TASK DETAILS –
Leave out the pictures and repeat everything else in the records exactly.
━━━━━━━━
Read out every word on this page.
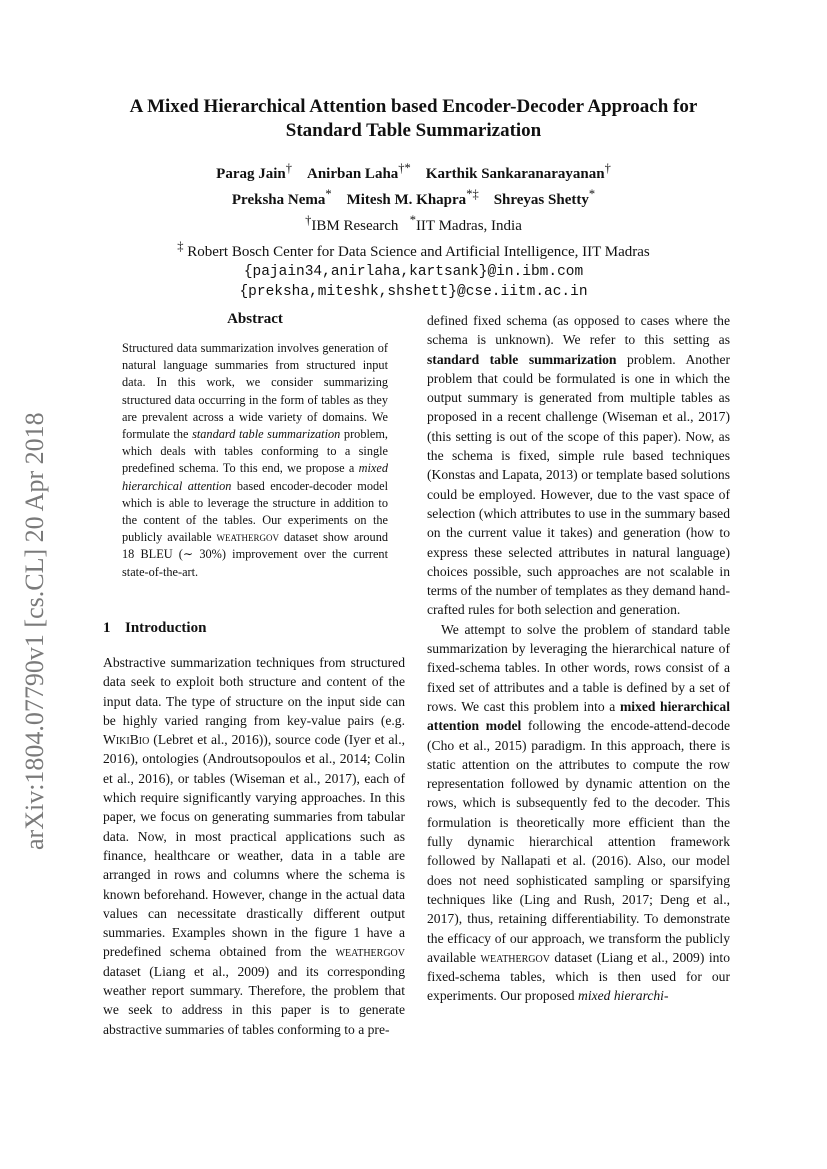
arXiv:1804.07790v1 [cs.CL] 20 Apr 2018
A Mixed Hierarchical Attention based Encoder-Decoder Approach for
Standard Table Summarization
Parag Jain† Anirban Laha†* Karthik Sankaranarayanan†
Preksha Nema* Mitesh M. Khapra*‡ Shreyas Shetty*
†IBM Research *IIT Madras, India
‡ Robert Bosch Center for Data Science and Artificial Intelligence, IIT Madras
{pajain34,anirlaha,kartsank}@in.ibm.com
{preksha,miteshk,shshett}@cse.iitm.ac.in
Abstract

Structured data summarization involves generation of natural language summaries from structured input data. In this work, we consider summarizing structured data occurring in the form of tables as they are prevalent across a wide variety of domains. We formulate the standard table summarization problem, which deals with tables conforming to a single predefined schema. To this end, we propose a mixed hierarchical attention based encoder-decoder model which is able to leverage the structure in addition to the content of the tables. Our experiments on the publicly available weathergov dataset show around 18 BLEU (∼ 30%) improvement over the current state-of-the-art.

1 Introduction

Abstractive summarization techniques from structured data seek to exploit both structure and content of the input data. The type of structure on the input side can be highly varied ranging from key-value pairs (e.g. WikiBio (Lebret et al., 2016)), source code (Iyer et al., 2016), ontologies (Androutsopoulos et al., 2014; Colin et al., 2016), or tables (Wiseman et al., 2017), each of which require significantly varying approaches. In this paper, we focus on generating summaries from tabular data. Now, in most practical applications such as finance, healthcare or weather, data in a table are arranged in rows and columns where the schema is known beforehand. However, change in the actual data values can necessitate drastically different output summaries. Examples shown in the figure 1 have a predefined schema obtained from the weathergov dataset (Liang et al., 2009) and its corresponding weather report summary. Therefore, the problem that we seek to address in this paper is to generate abstractive summaries of tables conforming to a pre-

defined fixed schema (as opposed to cases where the schema is unknown). We refer to this setting as standard table summarization problem. Another problem that could be formulated is one in which the output summary is generated from multiple tables as proposed in a recent challenge (Wiseman et al., 2017) (this setting is out of the scope of this paper). Now, as the schema is fixed, simple rule based techniques (Konstas and Lapata, 2013) or template based solutions could be employed. However, due to the vast space of selection (which attributes to use in the summary based on the current value it takes) and generation (how to express these selected attributes in natural language) choices possible, such approaches are not scalable in terms of the number of templates as they demand hand-crafted rules for both selection and generation.

We attempt to solve the problem of standard table summarization by leveraging the hierarchical nature of fixed-schema tables. In other words, rows consist of a fixed set of attributes and a table is defined by a set of rows. We cast this problem into a mixed hierarchical attention model following the encode-attend-decode (Cho et al., 2015) paradigm. In this approach, there is static attention on the attributes to compute the row representation followed by dynamic attention on the rows, which is subsequently fed to the decoder. This formulation is theoretically more efficient than the fully dynamic hierarchical attention framework followed by Nallapati et al. (2016). Also, our model does not need sophisticated sampling or sparsifying techniques like (Ling and Rush, 2017; Deng et al., 2017), thus, retaining differentiability. To demonstrate the efficacy of our approach, we transform the publicly available weathergov dataset (Liang et al., 2009) into fixed-schema tables, which is then used for our experiments. Our proposed mixed hierarchi-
━━━━━━━━
FULL OUTPUT –
Read out every word on this page.
arXiv:1804.07790v1 [cs.CL] 20 Apr 2018
A Mixed Hierarchical Attention based Encoder-Decoder Approach for
Standard Table Summarization
Parag Jain† Anirban Laha†* Karthik Sankaranarayanan†
Preksha Nema* Mitesh M. Khapra*‡ Shreyas Shetty*
†IBM Research *IIT Madras, India
‡ Robert Bosch Center for Data Science and Artificial Intelligence, IIT Madras
{pajain34,anirlaha,kartsank}@in.ibm.com
{preksha,miteshk,shshett}@cse.iitm.ac.in
Abstract

Structured data summarization involves generation of natural language summaries from structured input data. In this work, we consider summarizing structured data occurring in the form of tables as they are prevalent across a wide variety of domains. We formulate the standard table summarization problem, which deals with tables conforming to a single predefined schema. To this end, we propose a mixed hierarchical attention based encoder-decoder model which is able to leverage the structure in addition to the content of the tables. Our experiments on the publicly available weathergov dataset show around 18 BLEU (∼ 30%) improvement over the current state-of-the-art.

1 Introduction

Abstractive summarization techniques from structured data seek to exploit both structure and content of the input data. The type of structure on the input side can be highly varied ranging from key-value pairs (e.g. WikiBio (Lebret et al., 2016)), source code (Iyer et al., 2016), ontologies (Androutsopoulos et al., 2014; Colin et al., 2016), or tables (Wiseman et al., 2017), each of which require significantly varying approaches. In this paper, we focus on generating summaries from tabular data. Now, in most practical applications such as finance, healthcare or weather, data in a table are arranged in rows and columns where the schema is known beforehand. However, change in the actual data values can necessitate drastically different output summaries. Examples shown in the figure 1 have a predefined schema obtained from the weathergov dataset (Liang et al., 2009) and its corresponding weather report summary. Therefore, the problem that we seek to address in this paper is to generate abstractive summaries of tables conforming to a pre-

defined fixed schema (as opposed to cases where the schema is unknown). We refer to this setting as standard table summarization problem. Another problem that could be formulated is one in which the output summary is generated from multiple tables as proposed in a recent challenge (Wiseman et al., 2017) (this setting is out of the scope of this paper). Now, as the schema is fixed, simple rule based techniques (Konstas and Lapata, 2013) or template based solutions could be employed. However, due to the vast space of selection (which attributes to use in the summary based on the current value it takes) and generation (how to express these selected attributes in natural language) choices possible, such approaches are not scalable in terms of the number of templates as they demand hand-crafted rules for both selection and generation.

We attempt to solve the problem of standard table summarization by leveraging the hierarchical nature of fixed-schema tables. In other words, rows consist of a fixed set of attributes and a table is defined by a set of rows. We cast this problem into a mixed hierarchical attention model following the encode-attend-decode (Cho et al., 2015) paradigm. In this approach, there is static attention on the attributes to compute the row representation followed by dynamic attention on the rows, which is subsequently fed to the decoder. This formulation is theoretically more efficient than the fully dynamic hierarchical attention framework followed by Nallapati et al. (2016). Also, our model does not need sophisticated sampling or sparsifying techniques like (Ling and Rush, 2017; Deng et al., 2017), thus, retaining differentiability. To demonstrate the efficacy of our approach, we transform the publicly available weathergov dataset (Liang et al., 2009) into fixed-schema tables, which is then used for our experiments. Our proposed mixed hierarchi-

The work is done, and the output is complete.